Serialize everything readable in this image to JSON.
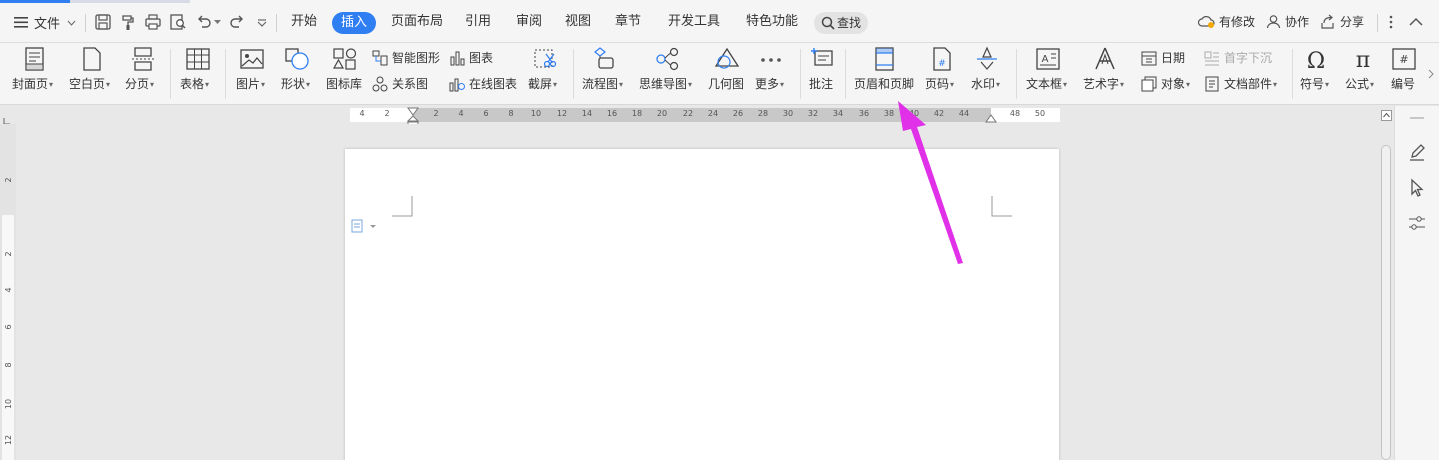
{
  "menubar": {
    "file": "文件",
    "tabs": [
      "开始",
      "插入",
      "页面布局",
      "引用",
      "审阅",
      "视图",
      "章节",
      "开发工具",
      "特色功能"
    ],
    "active_tab": "插入",
    "search": "查找",
    "right": {
      "modified": "有修改",
      "collab": "协作",
      "share": "分享"
    }
  },
  "ribbon": {
    "cover": "封面页",
    "blank": "空白页",
    "break": "分页",
    "table": "表格",
    "picture": "图片",
    "shape": "形状",
    "iconlib": "图标库",
    "smart_shape": "智能图形",
    "chart": "图表",
    "relation": "关系图",
    "online_chart": "在线图表",
    "screenshot": "截屏",
    "flowchart": "流程图",
    "mindmap": "思维导图",
    "geometry": "几何图",
    "more": "更多",
    "comment": "批注",
    "header_footer": "页眉和页脚",
    "page_num": "页码",
    "watermark": "水印",
    "textbox": "文本框",
    "wordart": "艺术字",
    "date": "日期",
    "dropcap": "首字下沉",
    "object": "对象",
    "docpart": "文档部件",
    "symbol": "符号",
    "formula": "公式",
    "numbering": "编号"
  },
  "ruler": {
    "h_ticks": [
      "4",
      "2",
      "2",
      "4",
      "6",
      "8",
      "10",
      "12",
      "14",
      "16",
      "18",
      "20",
      "22",
      "24",
      "26",
      "28",
      "30",
      "32",
      "34",
      "36",
      "38",
      "40",
      "42",
      "44",
      "48",
      "50"
    ],
    "v_ticks": [
      "2",
      "2",
      "4",
      "6",
      "8",
      "10",
      "12"
    ]
  },
  "colors": {
    "accent": "#2f7ff3",
    "arrow": "#e030e8"
  }
}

What to work on: Make an exact copy of every entry above, minus the images.

Written response:
Serialize everything readable in this image to JSON.
{
  "menubar": {
    "file": "文件",
    "tabs": [
      "开始",
      "插入",
      "页面布局",
      "引用",
      "审阅",
      "视图",
      "章节",
      "开发工具",
      "特色功能"
    ],
    "active_tab": "插入",
    "search": "查找",
    "right": {
      "modified": "有修改",
      "collab": "协作",
      "share": "分享"
    }
  },
  "ribbon": {
    "cover": "封面页",
    "blank": "空白页",
    "break": "分页",
    "table": "表格",
    "picture": "图片",
    "shape": "形状",
    "iconlib": "图标库",
    "smart_shape": "智能图形",
    "chart": "图表",
    "relation": "关系图",
    "online_chart": "在线图表",
    "screenshot": "截屏",
    "flowchart": "流程图",
    "mindmap": "思维导图",
    "geometry": "几何图",
    "more": "更多",
    "comment": "批注",
    "header_footer": "页眉和页脚",
    "page_num": "页码",
    "watermark": "水印",
    "textbox": "文本框",
    "wordart": "艺术字",
    "date": "日期",
    "dropcap": "首字下沉",
    "object": "对象",
    "docpart": "文档部件",
    "symbol": "符号",
    "formula": "公式",
    "numbering": "编号"
  },
  "ruler": {
    "h_ticks": [
      "4",
      "2",
      "2",
      "4",
      "6",
      "8",
      "10",
      "12",
      "14",
      "16",
      "18",
      "20",
      "22",
      "24",
      "26",
      "28",
      "30",
      "32",
      "34",
      "36",
      "38",
      "40",
      "42",
      "44",
      "48",
      "50"
    ],
    "v_ticks": [
      "2",
      "2",
      "4",
      "6",
      "8",
      "10",
      "12"
    ]
  },
  "colors": {
    "accent": "#2f7ff3",
    "arrow": "#e030e8"
  }
}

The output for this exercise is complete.